Records from a collection
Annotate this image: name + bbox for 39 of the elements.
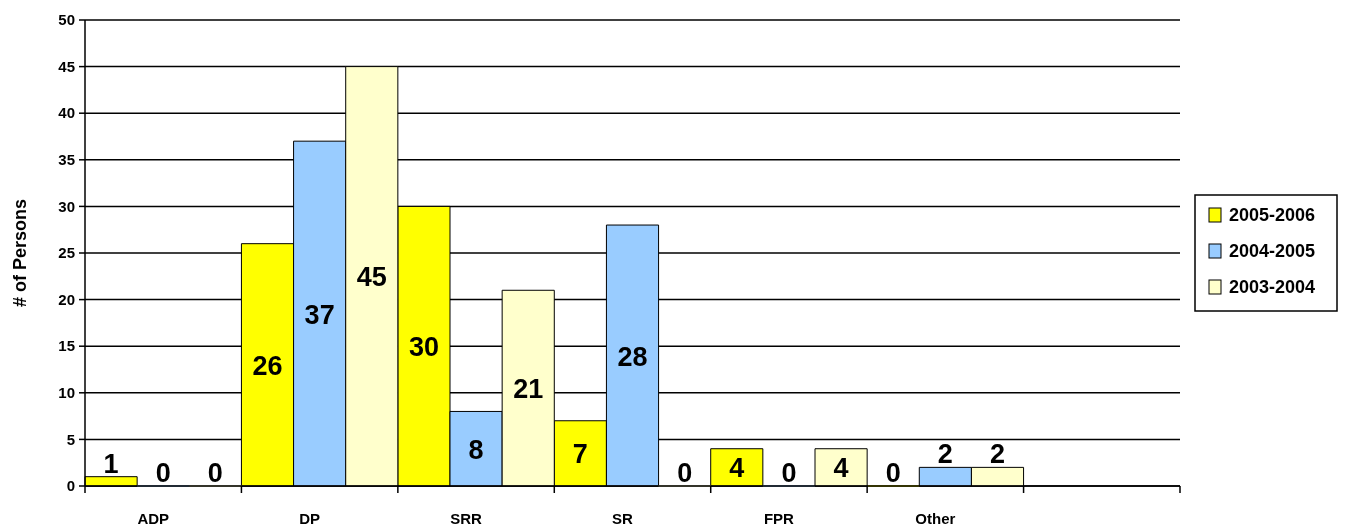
y-tick-label: 45 <box>58 57 75 75</box>
y-tick-label: 15 <box>58 337 75 355</box>
y-axis-title: # of Persons <box>10 198 30 308</box>
data-label: 4 <box>729 453 745 484</box>
x-tick-label: Other <box>915 510 956 527</box>
legend-label: 2003-2004 <box>1229 277 1316 298</box>
y-tick-label: 0 <box>66 477 75 495</box>
y-tick-label: 35 <box>58 151 75 169</box>
data-label: 21 <box>513 374 544 405</box>
data-label: 0 <box>677 458 693 488</box>
y-tick-label: 10 <box>58 384 75 402</box>
data-label: 0 <box>155 458 171 488</box>
y-tick-label: 5 <box>66 430 75 448</box>
data-label: 1 <box>103 448 119 479</box>
x-tick-label: ADP <box>137 510 170 527</box>
legend-label: 2004-2005 <box>1229 241 1316 262</box>
data-label: 28 <box>617 341 648 372</box>
data-label: 2 <box>937 439 953 470</box>
data-label: 30 <box>408 332 439 363</box>
data-label: 0 <box>781 458 797 488</box>
data-label: 0 <box>207 458 223 488</box>
x-tick-label: SR <box>612 510 634 527</box>
data-label: 26 <box>252 350 283 381</box>
data-label: 37 <box>304 299 335 330</box>
data-label: 2 <box>989 439 1006 470</box>
y-tick-label: 20 <box>58 290 75 308</box>
legend-label: 2005-2006 <box>1229 205 1316 226</box>
x-tick-label: FPR <box>763 510 795 527</box>
data-label: 7 <box>572 439 588 470</box>
y-tick-label: 50 <box>58 11 75 29</box>
y-tick-label: 30 <box>58 197 75 215</box>
x-tick-label: SRR <box>450 510 483 527</box>
data-label: 8 <box>468 434 484 465</box>
data-label: 45 <box>356 262 387 293</box>
y-tick-label: 25 <box>58 244 75 262</box>
data-label: 4 <box>833 453 849 484</box>
y-tick-label: 40 <box>58 104 75 122</box>
data-label: 0 <box>885 458 901 488</box>
x-tick-label: DP <box>299 510 321 527</box>
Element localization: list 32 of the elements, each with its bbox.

(Stated exercise):
Rewrite the lines beginning with the one containing "y-tick-label: 45 <box>58 57 75 75</box>" and continuing through the one containing "x-tick-label: SR <box>612 510 634 527</box>", replacing "data-label" with "value-label" and leaving everything else unchanged.

(Solution to this exercise):
y-tick-label: 45 <box>58 57 75 75</box>
y-tick-label: 15 <box>58 337 75 355</box>
y-axis-title: # of Persons <box>10 198 30 308</box>
value-label: 4 <box>729 453 745 484</box>
x-tick-label: Other <box>915 510 956 527</box>
legend-label: 2003-2004 <box>1229 277 1316 298</box>
y-tick-label: 0 <box>66 477 75 495</box>
y-tick-label: 35 <box>58 151 75 169</box>
value-label: 21 <box>513 374 544 405</box>
value-label: 0 <box>677 458 693 488</box>
y-tick-label: 10 <box>58 384 75 402</box>
value-label: 0 <box>155 458 171 488</box>
y-tick-label: 5 <box>66 430 75 448</box>
value-label: 1 <box>103 448 119 479</box>
x-tick-label: ADP <box>137 510 170 527</box>
legend-label: 2004-2005 <box>1229 241 1316 262</box>
value-label: 28 <box>617 341 648 372</box>
value-label: 2 <box>937 439 953 470</box>
value-label: 30 <box>408 332 439 363</box>
value-label: 0 <box>781 458 797 488</box>
value-label: 0 <box>207 458 223 488</box>
x-tick-label: SR <box>612 510 634 527</box>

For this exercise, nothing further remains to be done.